[DIRECTION]
Your task is to print the material below exactly as presented.

[DATA SUPPLIED]
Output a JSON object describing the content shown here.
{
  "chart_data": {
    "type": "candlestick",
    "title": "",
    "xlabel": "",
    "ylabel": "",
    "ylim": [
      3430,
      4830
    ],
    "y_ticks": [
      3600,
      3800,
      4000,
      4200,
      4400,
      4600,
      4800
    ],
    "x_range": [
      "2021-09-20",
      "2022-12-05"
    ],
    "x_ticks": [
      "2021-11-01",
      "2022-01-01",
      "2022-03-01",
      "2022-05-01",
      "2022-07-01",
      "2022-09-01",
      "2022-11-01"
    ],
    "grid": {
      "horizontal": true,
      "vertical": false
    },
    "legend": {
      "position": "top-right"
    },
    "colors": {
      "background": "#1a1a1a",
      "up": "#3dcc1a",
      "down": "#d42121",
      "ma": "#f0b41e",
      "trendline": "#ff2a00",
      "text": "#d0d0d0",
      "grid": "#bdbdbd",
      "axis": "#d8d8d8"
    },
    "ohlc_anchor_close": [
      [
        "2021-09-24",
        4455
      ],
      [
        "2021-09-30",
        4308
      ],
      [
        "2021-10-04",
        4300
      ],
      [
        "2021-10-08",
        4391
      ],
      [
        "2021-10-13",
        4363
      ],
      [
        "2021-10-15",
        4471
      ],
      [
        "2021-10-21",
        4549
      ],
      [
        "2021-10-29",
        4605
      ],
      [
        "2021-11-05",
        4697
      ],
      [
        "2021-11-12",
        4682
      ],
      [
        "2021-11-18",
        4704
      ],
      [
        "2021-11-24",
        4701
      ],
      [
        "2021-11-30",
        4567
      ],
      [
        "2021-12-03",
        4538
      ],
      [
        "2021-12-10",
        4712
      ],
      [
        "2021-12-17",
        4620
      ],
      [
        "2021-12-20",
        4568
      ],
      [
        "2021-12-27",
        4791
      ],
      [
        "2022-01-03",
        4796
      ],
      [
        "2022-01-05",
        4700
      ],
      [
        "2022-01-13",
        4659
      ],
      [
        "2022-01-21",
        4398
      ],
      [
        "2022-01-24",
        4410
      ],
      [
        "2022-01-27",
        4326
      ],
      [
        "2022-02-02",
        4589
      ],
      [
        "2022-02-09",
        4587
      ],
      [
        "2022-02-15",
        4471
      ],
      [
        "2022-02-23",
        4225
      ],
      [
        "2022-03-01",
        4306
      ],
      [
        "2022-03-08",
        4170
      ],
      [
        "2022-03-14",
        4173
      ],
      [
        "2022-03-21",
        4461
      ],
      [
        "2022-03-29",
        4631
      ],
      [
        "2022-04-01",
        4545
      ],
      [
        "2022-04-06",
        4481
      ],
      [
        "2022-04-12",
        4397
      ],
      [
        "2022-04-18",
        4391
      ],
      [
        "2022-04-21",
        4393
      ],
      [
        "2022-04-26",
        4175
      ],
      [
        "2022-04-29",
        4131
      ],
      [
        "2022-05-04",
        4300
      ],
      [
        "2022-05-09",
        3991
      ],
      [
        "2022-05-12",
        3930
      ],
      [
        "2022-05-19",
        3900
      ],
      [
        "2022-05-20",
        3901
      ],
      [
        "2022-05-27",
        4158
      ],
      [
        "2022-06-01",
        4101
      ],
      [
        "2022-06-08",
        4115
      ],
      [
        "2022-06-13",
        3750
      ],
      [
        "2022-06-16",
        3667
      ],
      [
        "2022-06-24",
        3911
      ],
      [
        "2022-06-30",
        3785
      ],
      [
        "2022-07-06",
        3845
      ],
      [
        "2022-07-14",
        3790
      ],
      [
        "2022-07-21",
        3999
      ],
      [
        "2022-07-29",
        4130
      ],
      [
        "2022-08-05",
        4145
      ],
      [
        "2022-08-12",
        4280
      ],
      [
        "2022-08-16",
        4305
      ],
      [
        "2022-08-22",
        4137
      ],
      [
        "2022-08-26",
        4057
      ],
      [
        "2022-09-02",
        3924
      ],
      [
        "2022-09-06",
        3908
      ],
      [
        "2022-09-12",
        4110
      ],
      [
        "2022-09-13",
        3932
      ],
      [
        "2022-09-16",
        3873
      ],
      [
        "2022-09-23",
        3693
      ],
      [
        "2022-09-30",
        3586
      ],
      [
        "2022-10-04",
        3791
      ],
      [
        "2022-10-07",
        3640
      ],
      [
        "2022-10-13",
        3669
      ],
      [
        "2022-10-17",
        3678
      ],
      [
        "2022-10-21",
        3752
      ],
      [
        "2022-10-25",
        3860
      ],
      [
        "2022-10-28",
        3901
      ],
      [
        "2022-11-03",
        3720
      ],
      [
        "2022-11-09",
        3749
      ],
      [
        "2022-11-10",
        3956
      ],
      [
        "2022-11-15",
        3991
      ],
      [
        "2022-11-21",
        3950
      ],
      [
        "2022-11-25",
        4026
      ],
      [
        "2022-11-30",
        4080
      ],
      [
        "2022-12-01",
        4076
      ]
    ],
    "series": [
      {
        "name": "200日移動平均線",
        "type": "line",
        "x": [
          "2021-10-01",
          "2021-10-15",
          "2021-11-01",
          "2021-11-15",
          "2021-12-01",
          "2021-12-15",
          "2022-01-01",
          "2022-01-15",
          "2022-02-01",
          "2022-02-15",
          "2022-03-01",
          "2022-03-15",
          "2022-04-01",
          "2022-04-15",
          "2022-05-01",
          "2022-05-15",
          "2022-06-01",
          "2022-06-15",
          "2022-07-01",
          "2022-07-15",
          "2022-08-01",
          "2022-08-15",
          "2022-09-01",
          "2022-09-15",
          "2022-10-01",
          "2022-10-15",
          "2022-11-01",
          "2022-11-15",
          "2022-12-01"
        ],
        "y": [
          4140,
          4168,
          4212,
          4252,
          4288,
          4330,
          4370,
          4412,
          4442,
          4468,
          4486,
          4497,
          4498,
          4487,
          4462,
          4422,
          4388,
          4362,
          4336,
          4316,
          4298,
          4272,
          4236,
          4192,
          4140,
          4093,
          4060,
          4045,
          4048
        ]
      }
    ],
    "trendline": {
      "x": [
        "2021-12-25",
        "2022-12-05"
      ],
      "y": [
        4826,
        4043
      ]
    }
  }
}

[CORRECT RESPONSE]
Output a JSON object describing the content shown here.
{
  "chart_data": {
    "type": "candlestick",
    "title": "",
    "xlabel": "",
    "ylabel": "",
    "ylim": [
      3430,
      4830
    ],
    "y_ticks": [
      3600,
      3800,
      4000,
      4200,
      4400,
      4600,
      4800
    ],
    "x_range": [
      "2021-09-20",
      "2022-12-05"
    ],
    "x_ticks": [
      "2021-11-01",
      "2022-01-01",
      "2022-03-01",
      "2022-05-01",
      "2022-07-01",
      "2022-09-01",
      "2022-11-01"
    ],
    "grid": {
      "horizontal": true,
      "vertical": false
    },
    "legend": {
      "position": "top-right"
    },
    "colors": {
      "background": "#1a1a1a",
      "up": "#3dcc1a",
      "down": "#d42121",
      "ma": "#f0b41e",
      "trendline": "#ff2a00",
      "text": "#d0d0d0",
      "grid": "#bdbdbd",
      "axis": "#d8d8d8"
    },
    "ohlc_anchor_close": [
      [
        "2021-09-24",
        4455
      ],
      [
        "2021-09-30",
        4308
      ],
      [
        "2021-10-04",
        4300
      ],
      [
        "2021-10-08",
        4391
      ],
      [
        "2021-10-13",
        4363
      ],
      [
        "2021-10-15",
        4471
      ],
      [
        "2021-10-21",
        4549
      ],
      [
        "2021-10-29",
        4605
      ],
      [
        "2021-11-05",
        4697
      ],
      [
        "2021-11-12",
        4682
      ],
      [
        "2021-11-18",
        4704
      ],
      [
        "2021-11-24",
        4701
      ],
      [
        "2021-11-30",
        4567
      ],
      [
        "2021-12-03",
        4538
      ],
      [
        "2021-12-10",
        4712
      ],
      [
        "2021-12-17",
        4620
      ],
      [
        "2021-12-20",
        4568
      ],
      [
        "2021-12-27",
        4791
      ],
      [
        "2022-01-03",
        4796
      ],
      [
        "2022-01-05",
        4700
      ],
      [
        "2022-01-13",
        4659
      ],
      [
        "2022-01-21",
        4398
      ],
      [
        "2022-01-24",
        4410
      ],
      [
        "2022-01-27",
        4326
      ],
      [
        "2022-02-02",
        4589
      ],
      [
        "2022-02-09",
        4587
      ],
      [
        "2022-02-15",
        4471
      ],
      [
        "2022-02-23",
        4225
      ],
      [
        "2022-03-01",
        4306
      ],
      [
        "2022-03-08",
        4170
      ],
      [
        "2022-03-14",
        4173
      ],
      [
        "2022-03-21",
        4461
      ],
      [
        "2022-03-29",
        4631
      ],
      [
        "2022-04-01",
        4545
      ],
      [
        "2022-04-06",
        4481
      ],
      [
        "2022-04-12",
        4397
      ],
      [
        "2022-04-18",
        4391
      ],
      [
        "2022-04-21",
        4393
      ],
      [
        "2022-04-26",
        4175
      ],
      [
        "2022-04-29",
        4131
      ],
      [
        "2022-05-04",
        4300
      ],
      [
        "2022-05-09",
        3991
      ],
      [
        "2022-05-12",
        3930
      ],
      [
        "2022-05-19",
        3900
      ],
      [
        "2022-05-20",
        3901
      ],
      [
        "2022-05-27",
        4158
      ],
      [
        "2022-06-01",
        4101
      ],
      [
        "2022-06-08",
        4115
      ],
      [
        "2022-06-13",
        3750
      ],
      [
        "2022-06-16",
        3667
      ],
      [
        "2022-06-24",
        3911
      ],
      [
        "2022-06-30",
        3785
      ],
      [
        "2022-07-06",
        3845
      ],
      [
        "2022-07-14",
        3790
      ],
      [
        "2022-07-21",
        3999
      ],
      [
        "2022-07-29",
        4130
      ],
      [
        "2022-08-05",
        4145
      ],
      [
        "2022-08-12",
        4280
      ],
      [
        "2022-08-16",
        4305
      ],
      [
        "2022-08-22",
        4137
      ],
      [
        "2022-08-26",
        4057
      ],
      [
        "2022-09-02",
        3924
      ],
      [
        "2022-09-06",
        3908
      ],
      [
        "2022-09-12",
        4110
      ],
      [
        "2022-09-13",
        3932
      ],
      [
        "2022-09-16",
        3873
      ],
      [
        "2022-09-23",
        3693
      ],
      [
        "2022-09-30",
        3586
      ],
      [
        "2022-10-04",
        3791
      ],
      [
        "2022-10-07",
        3640
      ],
      [
        "2022-10-13",
        3669
      ],
      [
        "2022-10-17",
        3678
      ],
      [
        "2022-10-21",
        3752
      ],
      [
        "2022-10-25",
        3860
      ],
      [
        "2022-10-28",
        3901
      ],
      [
        "2022-11-03",
        3720
      ],
      [
        "2022-11-09",
        3749
      ],
      [
        "2022-11-10",
        3956
      ],
      [
        "2022-11-15",
        3991
      ],
      [
        "2022-11-21",
        3950
      ],
      [
        "2022-11-25",
        4026
      ],
      [
        "2022-11-30",
        4080
      ],
      [
        "2022-12-01",
        4076
      ]
    ],
    "series": [
      {
        "name": "200日移動平均線",
        "type": "line",
        "x": [
          "2021-10-01",
          "2021-10-15",
          "2021-11-01",
          "2021-11-15",
          "2021-12-01",
          "2021-12-15",
          "2022-01-01",
          "2022-01-15",
          "2022-02-01",
          "2022-02-15",
          "2022-03-01",
          "2022-03-15",
          "2022-04-01",
          "2022-04-15",
          "2022-05-01",
          "2022-05-15",
          "2022-06-01",
          "2022-06-15",
          "2022-07-01",
          "2022-07-15",
          "2022-08-01",
          "2022-08-15",
          "2022-09-01",
          "2022-09-15",
          "2022-10-01",
          "2022-10-15",
          "2022-11-01",
          "2022-11-15",
          "2022-12-01"
        ],
        "y": [
          4140,
          4168,
          4212,
          4252,
          4288,
          4330,
          4370,
          4412,
          4442,
          4468,
          4486,
          4497,
          4498,
          4487,
          4462,
          4422,
          4388,
          4362,
          4336,
          4316,
          4298,
          4272,
          4236,
          4192,
          4140,
          4093,
          4060,
          4045,
          4048
        ]
      }
    ],
    "trendline": {
      "x": [
        "2021-12-25",
        "2022-12-05"
      ],
      "y": [
        4826,
        4043
      ]
    }
  }
}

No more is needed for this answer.